**Written task**
Without the images, output each record below as it stands.

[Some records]
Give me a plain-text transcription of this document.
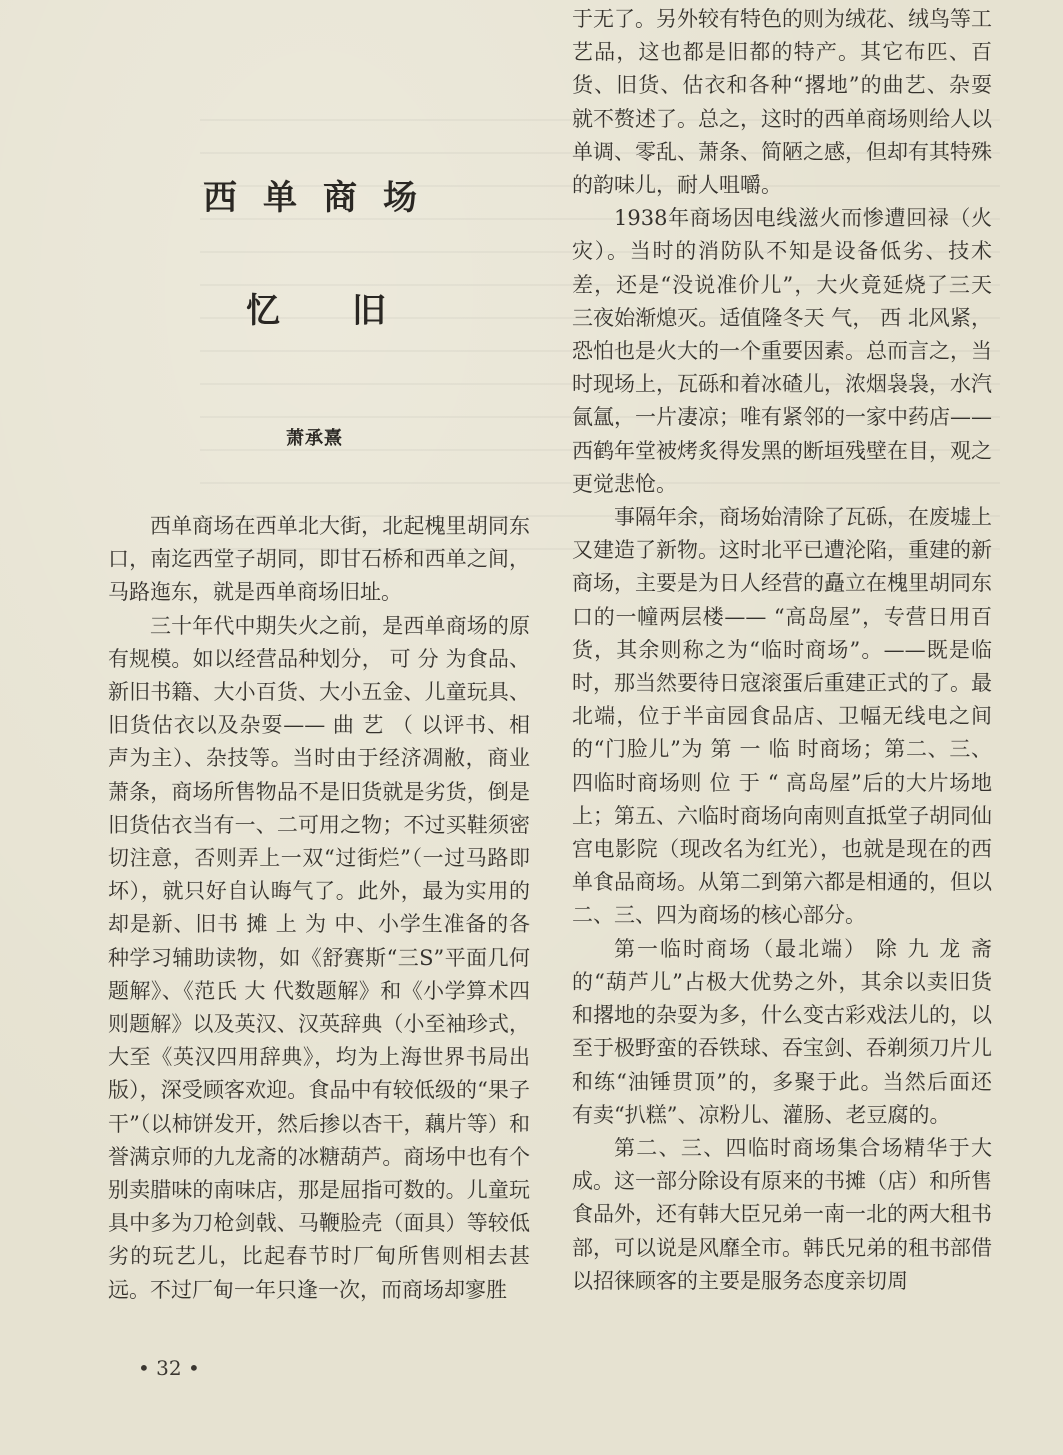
西单商场
忆旧
萧承熹

西单商场在西单北大街，北起槐里胡同东口，南迄西堂子胡同，即甘石桥和西单之间，马路迤东，就是西单商场旧址。

三十年代中期失火之前，是西单商场的原有规模。如以经营品种划分， 可 分 为食品、新旧书籍、大小百货、大小五金、儿童玩具、旧货估衣以及杂耍—— 曲 艺 （ 以评书、相声为主）、杂技等。当时由于经济凋敝，商业萧条，商场所售物品不是旧货就是劣货，倒是旧货估衣当有一、二可用之物；不过买鞋须密切注意，否则弄上一双“过街烂”（一过马路即坏），就只好自认晦气了。此外，最为实用的却是新、旧书 摊 上 为 中、小学生准备的各种学习辅助读物，如《舒赛斯“三S”平面几何题解》、《范氏 大 代数题解》和《小学算术四则题解》以及英汉、汉英辞典（小至袖珍式，大至《英汉四用辞典》，均为上海世界书局出版），深受顾客欢迎。食品中有较低级的“果子干”（以柿饼发开，然后掺以杏干，藕片等）和誉满京师的九龙斋的冰糖葫芦。商场中也有个别卖腊味的南味店，那是屈指可数的。儿童玩具中多为刀枪剑戟、马鞭脸壳（面具）等较低劣的玩艺儿，比起春节时厂甸所售则相去甚远。不过厂甸一年只逢一次，而商场却寥胜

于无了。另外较有特色的则为绒花、绒鸟等工艺品，这也都是旧都的特产。其它布匹、百货、旧货、估衣和各种“撂地”的曲艺、杂耍就不赘述了。总之，这时的西单商场则给人以单调、零乱、萧条、简陋之感，但却有其特殊的韵味儿，耐人咀嚼。

1938年商场因电线滋火而惨遭回禄（火灾）。当时的消防队不知是设备低劣、技术差，还是“没说准价儿”，大火竟延烧了三天三夜始渐熄灭。适值隆冬天 气， 西 北风紧，恐怕也是火大的一个重要因素。总而言之，当时现场上，瓦砾和着冰碴儿，浓烟袅袅，水汽氤氲，一片凄凉；唯有紧邻的一家中药店——西鹤年堂被烤炙得发黑的断垣残壁在目，观之更觉悲怆。

事隔年余，商场始清除了瓦砾，在废墟上又建造了新物。这时北平已遭沦陷，重建的新商场，主要是为日人经营的矗立在槐里胡同东口的一幢两层楼—— “高岛屋”，专营日用百货，其余则称之为“临时商场”。——既是临时，那当然要待日寇滚蛋后重建正式的了。最北端，位于半亩园食品店、卫幅无线电之间的“门脸儿”为 第 一 临 时商场；第二、三、四临时商场则 位 于 “ 高岛屋”后的大片场地上；第五、六临时商场向南则直抵堂子胡同仙宫电影院（现改名为红光），也就是现在的西单食品商场。从第二到第六都是相通的，但以二、三、四为商场的核心部分。

第一临时商场（最北端） 除 九 龙 斋的“葫芦儿”占极大优势之外，其余以卖旧货和撂地的杂耍为多，什么变古彩戏法儿的，以至于极野蛮的吞铁球、吞宝剑、吞剃须刀片儿和练“油锤贯顶”的，多聚于此。当然后面还有卖“扒糕”、凉粉儿、灌肠、老豆腐的。

第二、三、四临时商场集合场精华于大成。这一部分除设有原来的书摊（店）和所售食品外，还有韩大臣兄弟一南一北的两大租书部，可以说是风靡全市。韩氏兄弟的租书部借以招徕顾客的主要是服务态度亲切周

• 32 •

**Output for this exercise**
Give me a plain-text transcription of this document.
西单商场
忆旧
萧承熹

西单商场在西单北大街，北起槐里胡同东口，南迄西堂子胡同，即甘石桥和西单之间，马路迤东，就是西单商场旧址。

三十年代中期失火之前，是西单商场的原有规模。如以经营品种划分， 可 分 为食品、新旧书籍、大小百货、大小五金、儿童玩具、旧货估衣以及杂耍—— 曲 艺 （ 以评书、相声为主）、杂技等。当时由于经济凋敝，商业萧条，商场所售物品不是旧货就是劣货，倒是旧货估衣当有一、二可用之物；不过买鞋须密切注意，否则弄上一双“过街烂”（一过马路即坏），就只好自认晦气了。此外，最为实用的却是新、旧书 摊 上 为 中、小学生准备的各种学习辅助读物，如《舒赛斯“三S”平面几何题解》、《范氏 大 代数题解》和《小学算术四则题解》以及英汉、汉英辞典（小至袖珍式，大至《英汉四用辞典》，均为上海世界书局出版），深受顾客欢迎。食品中有较低级的“果子干”（以柿饼发开，然后掺以杏干，藕片等）和誉满京师的九龙斋的冰糖葫芦。商场中也有个别卖腊味的南味店，那是屈指可数的。儿童玩具中多为刀枪剑戟、马鞭脸壳（面具）等较低劣的玩艺儿，比起春节时厂甸所售则相去甚远。不过厂甸一年只逢一次，而商场却寥胜

于无了。另外较有特色的则为绒花、绒鸟等工艺品，这也都是旧都的特产。其它布匹、百货、旧货、估衣和各种“撂地”的曲艺、杂耍就不赘述了。总之，这时的西单商场则给人以单调、零乱、萧条、简陋之感，但却有其特殊的韵味儿，耐人咀嚼。

1938年商场因电线滋火而惨遭回禄（火灾）。当时的消防队不知是设备低劣、技术差，还是“没说准价儿”，大火竟延烧了三天三夜始渐熄灭。适值隆冬天 气， 西 北风紧，恐怕也是火大的一个重要因素。总而言之，当时现场上，瓦砾和着冰碴儿，浓烟袅袅，水汽氤氲，一片凄凉；唯有紧邻的一家中药店——西鹤年堂被烤炙得发黑的断垣残壁在目，观之更觉悲怆。

事隔年余，商场始清除了瓦砾，在废墟上又建造了新物。这时北平已遭沦陷，重建的新商场，主要是为日人经营的矗立在槐里胡同东口的一幢两层楼—— “高岛屋”，专营日用百货，其余则称之为“临时商场”。——既是临时，那当然要待日寇滚蛋后重建正式的了。最北端，位于半亩园食品店、卫幅无线电之间的“门脸儿”为 第 一 临 时商场；第二、三、四临时商场则 位 于 “ 高岛屋”后的大片场地上；第五、六临时商场向南则直抵堂子胡同仙宫电影院（现改名为红光），也就是现在的西单食品商场。从第二到第六都是相通的，但以二、三、四为商场的核心部分。

第一临时商场（最北端） 除 九 龙 斋的“葫芦儿”占极大优势之外，其余以卖旧货和撂地的杂耍为多，什么变古彩戏法儿的，以至于极野蛮的吞铁球、吞宝剑、吞剃须刀片儿和练“油锤贯顶”的，多聚于此。当然后面还有卖“扒糕”、凉粉儿、灌肠、老豆腐的。

第二、三、四临时商场集合场精华于大成。这一部分除设有原来的书摊（店）和所售食品外，还有韩大臣兄弟一南一北的两大租书部，可以说是风靡全市。韩氏兄弟的租书部借以招徕顾客的主要是服务态度亲切周

• 32 •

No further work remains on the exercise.